Exercise description:
Review the listing and copy each line that holds the word "Temperature".

------ Data listing

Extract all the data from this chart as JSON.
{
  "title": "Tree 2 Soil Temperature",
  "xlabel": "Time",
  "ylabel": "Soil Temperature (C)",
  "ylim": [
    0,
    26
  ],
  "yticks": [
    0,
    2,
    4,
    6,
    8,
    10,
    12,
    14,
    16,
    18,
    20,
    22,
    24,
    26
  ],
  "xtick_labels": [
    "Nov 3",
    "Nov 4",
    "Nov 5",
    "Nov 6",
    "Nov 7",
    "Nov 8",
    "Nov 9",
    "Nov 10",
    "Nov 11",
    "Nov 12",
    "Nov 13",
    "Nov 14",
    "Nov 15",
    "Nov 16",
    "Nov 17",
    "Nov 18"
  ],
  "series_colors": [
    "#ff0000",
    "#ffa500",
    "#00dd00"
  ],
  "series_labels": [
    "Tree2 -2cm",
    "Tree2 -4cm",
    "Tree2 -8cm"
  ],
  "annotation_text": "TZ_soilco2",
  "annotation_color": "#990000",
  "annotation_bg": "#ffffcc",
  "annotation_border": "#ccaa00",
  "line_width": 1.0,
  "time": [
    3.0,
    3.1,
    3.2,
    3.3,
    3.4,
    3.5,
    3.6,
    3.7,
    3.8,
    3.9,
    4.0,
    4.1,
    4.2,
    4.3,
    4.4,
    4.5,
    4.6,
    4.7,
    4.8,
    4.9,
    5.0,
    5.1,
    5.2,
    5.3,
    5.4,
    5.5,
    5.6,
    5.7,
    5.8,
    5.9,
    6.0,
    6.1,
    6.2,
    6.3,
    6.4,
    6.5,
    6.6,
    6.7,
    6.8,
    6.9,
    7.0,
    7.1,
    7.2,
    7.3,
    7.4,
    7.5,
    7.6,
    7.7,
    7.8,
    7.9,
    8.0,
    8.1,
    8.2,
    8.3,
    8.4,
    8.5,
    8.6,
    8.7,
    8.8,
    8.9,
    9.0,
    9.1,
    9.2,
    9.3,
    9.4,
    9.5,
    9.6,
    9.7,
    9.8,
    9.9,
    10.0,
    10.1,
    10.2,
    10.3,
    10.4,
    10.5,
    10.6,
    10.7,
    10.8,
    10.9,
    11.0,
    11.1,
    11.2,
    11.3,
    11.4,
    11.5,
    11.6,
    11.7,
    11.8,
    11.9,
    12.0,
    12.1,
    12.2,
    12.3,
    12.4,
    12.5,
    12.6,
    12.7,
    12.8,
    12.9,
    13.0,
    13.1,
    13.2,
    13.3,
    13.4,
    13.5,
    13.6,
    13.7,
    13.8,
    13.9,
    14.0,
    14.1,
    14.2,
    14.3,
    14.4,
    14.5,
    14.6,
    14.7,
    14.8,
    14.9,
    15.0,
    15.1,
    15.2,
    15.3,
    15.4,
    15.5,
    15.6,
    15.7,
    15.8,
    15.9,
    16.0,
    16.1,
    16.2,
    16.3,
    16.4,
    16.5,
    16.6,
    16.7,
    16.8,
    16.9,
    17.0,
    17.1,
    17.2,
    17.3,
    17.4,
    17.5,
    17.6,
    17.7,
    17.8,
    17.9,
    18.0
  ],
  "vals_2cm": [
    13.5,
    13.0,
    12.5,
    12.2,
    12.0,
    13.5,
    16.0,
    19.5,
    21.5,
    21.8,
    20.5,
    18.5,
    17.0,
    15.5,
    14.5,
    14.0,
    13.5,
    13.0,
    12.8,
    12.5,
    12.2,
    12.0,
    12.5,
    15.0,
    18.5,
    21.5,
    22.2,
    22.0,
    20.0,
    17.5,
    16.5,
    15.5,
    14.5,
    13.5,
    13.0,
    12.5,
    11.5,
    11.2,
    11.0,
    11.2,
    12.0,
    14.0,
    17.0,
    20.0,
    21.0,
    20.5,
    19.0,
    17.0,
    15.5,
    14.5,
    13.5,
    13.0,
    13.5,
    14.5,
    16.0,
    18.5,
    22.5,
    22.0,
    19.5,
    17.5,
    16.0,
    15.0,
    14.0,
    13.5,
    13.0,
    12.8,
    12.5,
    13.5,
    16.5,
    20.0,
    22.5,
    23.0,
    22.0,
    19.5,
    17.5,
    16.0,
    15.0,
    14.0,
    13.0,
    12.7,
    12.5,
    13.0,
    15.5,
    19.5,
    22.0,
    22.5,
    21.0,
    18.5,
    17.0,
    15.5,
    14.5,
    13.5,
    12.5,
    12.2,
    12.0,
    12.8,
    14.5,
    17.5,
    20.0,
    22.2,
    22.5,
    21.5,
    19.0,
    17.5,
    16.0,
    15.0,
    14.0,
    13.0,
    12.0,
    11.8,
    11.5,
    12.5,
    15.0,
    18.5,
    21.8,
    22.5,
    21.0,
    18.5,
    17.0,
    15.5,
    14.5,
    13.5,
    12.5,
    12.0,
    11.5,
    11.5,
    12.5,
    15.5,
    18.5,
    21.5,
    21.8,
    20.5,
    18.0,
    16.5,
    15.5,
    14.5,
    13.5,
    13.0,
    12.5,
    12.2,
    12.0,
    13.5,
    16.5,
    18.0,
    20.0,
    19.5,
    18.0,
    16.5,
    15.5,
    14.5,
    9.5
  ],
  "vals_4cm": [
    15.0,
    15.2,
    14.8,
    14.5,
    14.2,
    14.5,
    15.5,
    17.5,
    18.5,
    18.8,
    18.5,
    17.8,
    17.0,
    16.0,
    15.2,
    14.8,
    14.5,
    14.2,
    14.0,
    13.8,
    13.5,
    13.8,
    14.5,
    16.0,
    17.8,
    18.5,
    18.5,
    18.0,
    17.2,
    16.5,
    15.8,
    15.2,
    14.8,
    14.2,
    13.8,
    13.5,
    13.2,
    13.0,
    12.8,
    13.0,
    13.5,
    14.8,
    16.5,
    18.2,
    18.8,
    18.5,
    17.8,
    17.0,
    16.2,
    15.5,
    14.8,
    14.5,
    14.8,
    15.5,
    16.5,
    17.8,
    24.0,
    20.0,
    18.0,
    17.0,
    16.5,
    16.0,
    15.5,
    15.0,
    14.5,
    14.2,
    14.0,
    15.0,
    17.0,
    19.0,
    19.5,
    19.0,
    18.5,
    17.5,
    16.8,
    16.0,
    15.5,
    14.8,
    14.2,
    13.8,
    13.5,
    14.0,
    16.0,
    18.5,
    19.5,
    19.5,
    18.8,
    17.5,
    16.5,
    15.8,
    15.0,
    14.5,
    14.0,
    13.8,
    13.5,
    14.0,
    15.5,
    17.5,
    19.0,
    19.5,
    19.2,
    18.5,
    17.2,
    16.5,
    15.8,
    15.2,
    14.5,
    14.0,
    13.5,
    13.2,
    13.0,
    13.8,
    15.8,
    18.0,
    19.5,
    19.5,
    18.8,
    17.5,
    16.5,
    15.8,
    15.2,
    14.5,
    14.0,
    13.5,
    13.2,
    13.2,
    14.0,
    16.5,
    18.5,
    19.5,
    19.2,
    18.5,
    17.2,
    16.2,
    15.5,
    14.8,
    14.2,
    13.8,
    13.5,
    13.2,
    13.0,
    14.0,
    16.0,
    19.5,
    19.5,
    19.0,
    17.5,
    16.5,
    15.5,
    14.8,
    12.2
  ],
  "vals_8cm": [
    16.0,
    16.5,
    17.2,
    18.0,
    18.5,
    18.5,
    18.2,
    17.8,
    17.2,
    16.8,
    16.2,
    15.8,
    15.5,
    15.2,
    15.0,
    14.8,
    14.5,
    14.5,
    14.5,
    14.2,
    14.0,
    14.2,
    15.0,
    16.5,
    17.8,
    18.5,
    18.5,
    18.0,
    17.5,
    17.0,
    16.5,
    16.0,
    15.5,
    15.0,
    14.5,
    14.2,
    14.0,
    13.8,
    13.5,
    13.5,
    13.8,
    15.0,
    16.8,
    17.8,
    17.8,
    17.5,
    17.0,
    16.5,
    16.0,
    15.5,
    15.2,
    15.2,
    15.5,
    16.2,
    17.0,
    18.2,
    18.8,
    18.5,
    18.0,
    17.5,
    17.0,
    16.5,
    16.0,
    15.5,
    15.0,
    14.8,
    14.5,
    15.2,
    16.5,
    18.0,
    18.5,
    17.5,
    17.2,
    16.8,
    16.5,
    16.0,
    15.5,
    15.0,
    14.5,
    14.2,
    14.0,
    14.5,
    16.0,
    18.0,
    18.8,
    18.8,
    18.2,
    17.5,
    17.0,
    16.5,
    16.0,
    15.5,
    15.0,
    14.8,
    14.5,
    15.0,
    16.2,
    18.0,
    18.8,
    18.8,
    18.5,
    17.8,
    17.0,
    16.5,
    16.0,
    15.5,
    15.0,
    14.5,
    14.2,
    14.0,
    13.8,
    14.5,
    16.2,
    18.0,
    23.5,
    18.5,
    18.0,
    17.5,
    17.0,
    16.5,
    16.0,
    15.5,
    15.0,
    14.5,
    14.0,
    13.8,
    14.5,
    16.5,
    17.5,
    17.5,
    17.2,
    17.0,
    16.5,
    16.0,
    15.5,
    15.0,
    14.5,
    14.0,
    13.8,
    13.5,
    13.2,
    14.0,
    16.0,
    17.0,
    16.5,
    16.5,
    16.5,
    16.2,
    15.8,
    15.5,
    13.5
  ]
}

------------

Exercise response:
  "title": "Tree 2 Soil Temperature",
  "ylabel": "Soil Temperature (C)",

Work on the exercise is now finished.